▶ What to produce
Gather all lines from the material that contain the word "true".

▶ Provided records
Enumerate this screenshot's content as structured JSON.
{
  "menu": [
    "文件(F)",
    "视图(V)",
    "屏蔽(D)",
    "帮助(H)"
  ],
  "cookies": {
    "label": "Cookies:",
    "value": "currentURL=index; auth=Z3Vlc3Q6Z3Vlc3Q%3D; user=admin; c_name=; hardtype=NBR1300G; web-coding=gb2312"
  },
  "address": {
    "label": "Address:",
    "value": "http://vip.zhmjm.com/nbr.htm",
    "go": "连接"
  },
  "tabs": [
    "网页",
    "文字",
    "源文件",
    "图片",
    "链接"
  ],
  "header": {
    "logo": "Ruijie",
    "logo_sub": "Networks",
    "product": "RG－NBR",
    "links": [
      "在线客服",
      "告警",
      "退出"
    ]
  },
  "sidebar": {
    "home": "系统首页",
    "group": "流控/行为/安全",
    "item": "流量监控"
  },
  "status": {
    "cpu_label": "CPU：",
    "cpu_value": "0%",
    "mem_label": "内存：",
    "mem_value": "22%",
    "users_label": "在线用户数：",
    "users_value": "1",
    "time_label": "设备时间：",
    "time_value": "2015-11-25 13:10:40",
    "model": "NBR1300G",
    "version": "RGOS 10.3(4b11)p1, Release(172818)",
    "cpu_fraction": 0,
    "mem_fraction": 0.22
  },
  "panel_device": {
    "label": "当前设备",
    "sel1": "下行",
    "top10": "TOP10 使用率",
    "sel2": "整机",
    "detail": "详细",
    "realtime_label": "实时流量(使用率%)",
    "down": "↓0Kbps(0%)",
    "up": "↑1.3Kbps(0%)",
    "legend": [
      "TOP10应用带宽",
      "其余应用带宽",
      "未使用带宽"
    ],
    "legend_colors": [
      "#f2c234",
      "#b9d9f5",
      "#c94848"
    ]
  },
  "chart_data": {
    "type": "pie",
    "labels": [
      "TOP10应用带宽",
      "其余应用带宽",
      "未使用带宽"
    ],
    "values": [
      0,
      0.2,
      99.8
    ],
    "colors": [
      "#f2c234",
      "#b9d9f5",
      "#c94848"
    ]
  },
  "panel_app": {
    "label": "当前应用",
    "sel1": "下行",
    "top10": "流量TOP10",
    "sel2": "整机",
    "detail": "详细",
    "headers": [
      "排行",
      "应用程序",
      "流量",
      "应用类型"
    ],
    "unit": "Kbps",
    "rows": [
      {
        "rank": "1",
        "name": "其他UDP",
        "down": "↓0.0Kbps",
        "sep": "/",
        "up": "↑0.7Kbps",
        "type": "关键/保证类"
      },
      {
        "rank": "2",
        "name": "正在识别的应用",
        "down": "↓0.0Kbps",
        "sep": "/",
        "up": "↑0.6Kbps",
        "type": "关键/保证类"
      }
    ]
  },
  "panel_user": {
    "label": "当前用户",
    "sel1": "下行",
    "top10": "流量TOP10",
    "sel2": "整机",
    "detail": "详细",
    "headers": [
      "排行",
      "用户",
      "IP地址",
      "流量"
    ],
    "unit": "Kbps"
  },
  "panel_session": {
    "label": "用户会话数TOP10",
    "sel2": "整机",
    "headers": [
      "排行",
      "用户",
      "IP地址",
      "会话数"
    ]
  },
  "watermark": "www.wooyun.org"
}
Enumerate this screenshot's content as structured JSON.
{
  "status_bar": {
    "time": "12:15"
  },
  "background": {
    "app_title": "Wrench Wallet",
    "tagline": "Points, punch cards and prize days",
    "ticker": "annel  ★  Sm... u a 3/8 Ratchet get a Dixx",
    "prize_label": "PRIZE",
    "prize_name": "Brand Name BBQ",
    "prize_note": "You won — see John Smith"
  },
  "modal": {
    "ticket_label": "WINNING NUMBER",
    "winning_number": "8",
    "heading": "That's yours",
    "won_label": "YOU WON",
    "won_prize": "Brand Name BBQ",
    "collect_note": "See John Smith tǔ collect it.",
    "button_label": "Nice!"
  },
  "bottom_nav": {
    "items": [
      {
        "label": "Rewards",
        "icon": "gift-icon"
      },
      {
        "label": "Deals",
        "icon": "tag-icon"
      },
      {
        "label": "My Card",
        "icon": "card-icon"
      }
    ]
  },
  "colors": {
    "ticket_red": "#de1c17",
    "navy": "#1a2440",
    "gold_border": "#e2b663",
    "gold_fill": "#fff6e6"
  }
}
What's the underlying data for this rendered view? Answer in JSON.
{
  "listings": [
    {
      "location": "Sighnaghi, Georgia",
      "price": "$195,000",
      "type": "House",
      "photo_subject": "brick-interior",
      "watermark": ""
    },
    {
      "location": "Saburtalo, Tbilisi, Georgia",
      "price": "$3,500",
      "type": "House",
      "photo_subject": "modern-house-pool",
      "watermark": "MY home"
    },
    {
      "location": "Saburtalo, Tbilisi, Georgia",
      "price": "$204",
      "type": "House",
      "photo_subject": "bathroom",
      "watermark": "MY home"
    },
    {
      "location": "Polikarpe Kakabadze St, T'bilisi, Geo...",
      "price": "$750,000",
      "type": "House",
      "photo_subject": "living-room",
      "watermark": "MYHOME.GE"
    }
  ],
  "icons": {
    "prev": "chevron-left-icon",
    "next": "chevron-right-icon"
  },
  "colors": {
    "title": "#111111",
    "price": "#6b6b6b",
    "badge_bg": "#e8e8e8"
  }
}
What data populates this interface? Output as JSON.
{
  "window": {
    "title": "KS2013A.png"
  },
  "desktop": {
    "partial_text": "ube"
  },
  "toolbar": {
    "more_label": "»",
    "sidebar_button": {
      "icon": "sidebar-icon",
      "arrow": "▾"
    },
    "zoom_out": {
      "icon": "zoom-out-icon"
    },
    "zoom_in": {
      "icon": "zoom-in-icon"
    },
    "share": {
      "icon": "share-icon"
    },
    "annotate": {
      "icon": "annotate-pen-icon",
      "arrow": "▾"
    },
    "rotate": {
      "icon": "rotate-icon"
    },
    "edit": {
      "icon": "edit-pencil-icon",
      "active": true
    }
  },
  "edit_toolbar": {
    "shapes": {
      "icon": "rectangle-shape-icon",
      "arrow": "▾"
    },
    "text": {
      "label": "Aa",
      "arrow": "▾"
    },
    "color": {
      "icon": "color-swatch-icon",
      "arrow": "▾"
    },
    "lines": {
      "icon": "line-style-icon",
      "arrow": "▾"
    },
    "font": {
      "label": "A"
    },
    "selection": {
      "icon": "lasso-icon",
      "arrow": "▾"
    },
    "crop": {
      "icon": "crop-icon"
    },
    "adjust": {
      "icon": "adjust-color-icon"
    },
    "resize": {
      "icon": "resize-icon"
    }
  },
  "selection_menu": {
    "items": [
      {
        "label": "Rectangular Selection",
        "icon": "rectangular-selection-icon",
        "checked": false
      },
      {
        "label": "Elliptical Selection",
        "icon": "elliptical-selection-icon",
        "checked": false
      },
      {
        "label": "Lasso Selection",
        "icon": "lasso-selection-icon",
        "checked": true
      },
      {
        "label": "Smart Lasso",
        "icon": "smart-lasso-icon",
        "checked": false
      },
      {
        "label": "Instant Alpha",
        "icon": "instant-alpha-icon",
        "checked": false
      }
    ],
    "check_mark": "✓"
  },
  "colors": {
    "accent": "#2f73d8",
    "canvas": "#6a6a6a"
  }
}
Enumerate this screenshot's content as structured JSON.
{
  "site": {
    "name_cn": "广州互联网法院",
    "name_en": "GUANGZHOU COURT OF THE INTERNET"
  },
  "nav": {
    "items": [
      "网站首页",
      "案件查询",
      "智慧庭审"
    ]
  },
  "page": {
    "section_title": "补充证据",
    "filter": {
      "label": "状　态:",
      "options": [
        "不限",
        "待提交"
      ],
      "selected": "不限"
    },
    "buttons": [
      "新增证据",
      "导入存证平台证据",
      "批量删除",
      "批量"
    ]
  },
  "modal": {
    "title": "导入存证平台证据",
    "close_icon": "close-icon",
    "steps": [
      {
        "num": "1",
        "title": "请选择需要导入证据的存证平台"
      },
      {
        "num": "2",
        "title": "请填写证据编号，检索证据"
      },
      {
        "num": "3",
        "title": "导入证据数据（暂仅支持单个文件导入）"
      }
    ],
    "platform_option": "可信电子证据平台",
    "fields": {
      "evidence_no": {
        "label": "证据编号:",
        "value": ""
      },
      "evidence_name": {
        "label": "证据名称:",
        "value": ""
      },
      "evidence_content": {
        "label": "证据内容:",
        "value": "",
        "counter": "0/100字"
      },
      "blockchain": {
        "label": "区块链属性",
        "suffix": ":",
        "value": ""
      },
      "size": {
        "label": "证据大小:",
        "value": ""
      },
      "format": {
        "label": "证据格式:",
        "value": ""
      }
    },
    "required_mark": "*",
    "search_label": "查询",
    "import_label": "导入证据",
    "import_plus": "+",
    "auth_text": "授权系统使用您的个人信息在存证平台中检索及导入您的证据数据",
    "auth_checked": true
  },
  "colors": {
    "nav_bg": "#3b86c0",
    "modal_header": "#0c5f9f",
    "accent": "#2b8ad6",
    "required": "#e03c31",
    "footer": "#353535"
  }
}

▶ Task result
      "active": true
        "checked": true
    "auth_checked": true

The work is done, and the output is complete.